= Data in this exercise =
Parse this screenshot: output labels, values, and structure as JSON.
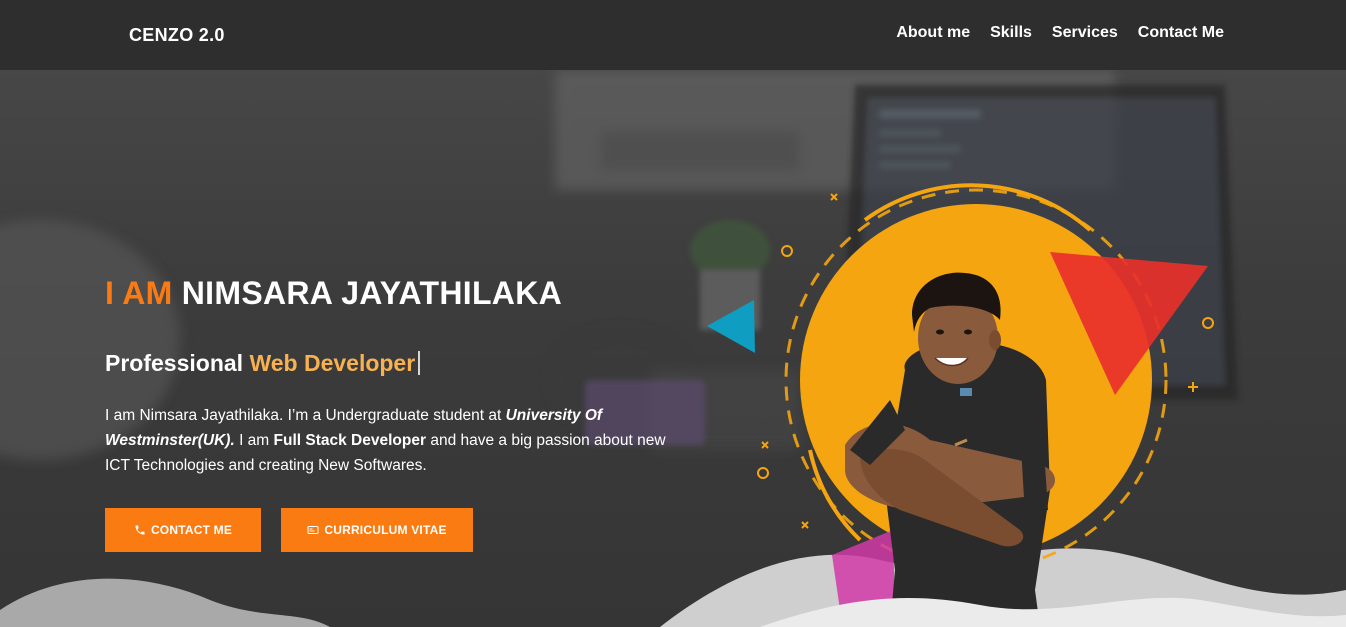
{
  "brand": {
    "logo": "CENZO 2.0"
  },
  "nav": {
    "items": [
      {
        "label": "About me"
      },
      {
        "label": "Skills"
      },
      {
        "label": "Services"
      },
      {
        "label": "Contact Me"
      }
    ]
  },
  "hero": {
    "prefix": "I AM",
    "name": "NIMSARA JAYATHILAKA",
    "role_prefix": "Professional",
    "role_highlight": "Web Developer",
    "bio": {
      "p1": "I am Nimsara Jayathilaka. I’m a Undergraduate student at ",
      "university": "University Of Westminster(UK).",
      "p2": " I am ",
      "stack": "Full Stack Developer",
      "p3": " and have a big passion about new ICT Technologies and creating New Softwares."
    },
    "buttons": {
      "contact": "CONTACT ME",
      "cv": "CURRICULUM VITAE"
    }
  },
  "icons": {
    "contact_button": "phone-icon",
    "cv_button": "id-card-icon"
  },
  "colors": {
    "accent": "#fa7b14",
    "accent_light": "#f7b150",
    "portrait_circle": "#f4a50f",
    "triangle_red": "#e8302a",
    "triangle_teal": "#0f9ec1",
    "triangle_pink": "#d13aa8",
    "navbar": "#2e2e2e"
  }
}
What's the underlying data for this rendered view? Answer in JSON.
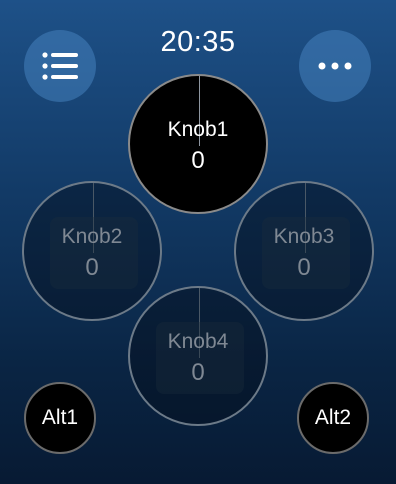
{
  "status": {
    "time": "20:35"
  },
  "toolbar": {
    "menu_icon": "list-icon",
    "more_icon": "ellipsis-icon"
  },
  "knobs": [
    {
      "label": "Knob1",
      "value": "0",
      "state": "active"
    },
    {
      "label": "Knob2",
      "value": "0",
      "state": "inactive"
    },
    {
      "label": "Knob3",
      "value": "0",
      "state": "inactive"
    },
    {
      "label": "Knob4",
      "value": "0",
      "state": "inactive"
    }
  ],
  "alt_buttons": [
    {
      "label": "Alt1"
    },
    {
      "label": "Alt2"
    }
  ],
  "colors": {
    "background_top": "#1e5188",
    "background_bottom": "#071a33",
    "corner_button": "#4682be",
    "active_knob": "#000000",
    "inactive_text": "#7f8893"
  }
}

= Task instructions =
Starting at the line that contains "What's the underlying", please write out every line to the end of the entries, inclusive, copied exactly and with pictures omitted.

= The completed task =
What's the underlying data for this rendered view? Answer in JSON.
{
  "status": {
    "time": "20:35"
  },
  "toolbar": {
    "menu_icon": "list-icon",
    "more_icon": "ellipsis-icon"
  },
  "knobs": [
    {
      "label": "Knob1",
      "value": "0",
      "state": "active"
    },
    {
      "label": "Knob2",
      "value": "0",
      "state": "inactive"
    },
    {
      "label": "Knob3",
      "value": "0",
      "state": "inactive"
    },
    {
      "label": "Knob4",
      "value": "0",
      "state": "inactive"
    }
  ],
  "alt_buttons": [
    {
      "label": "Alt1"
    },
    {
      "label": "Alt2"
    }
  ],
  "colors": {
    "background_top": "#1e5188",
    "background_bottom": "#071a33",
    "corner_button": "#4682be",
    "active_knob": "#000000",
    "inactive_text": "#7f8893"
  }
}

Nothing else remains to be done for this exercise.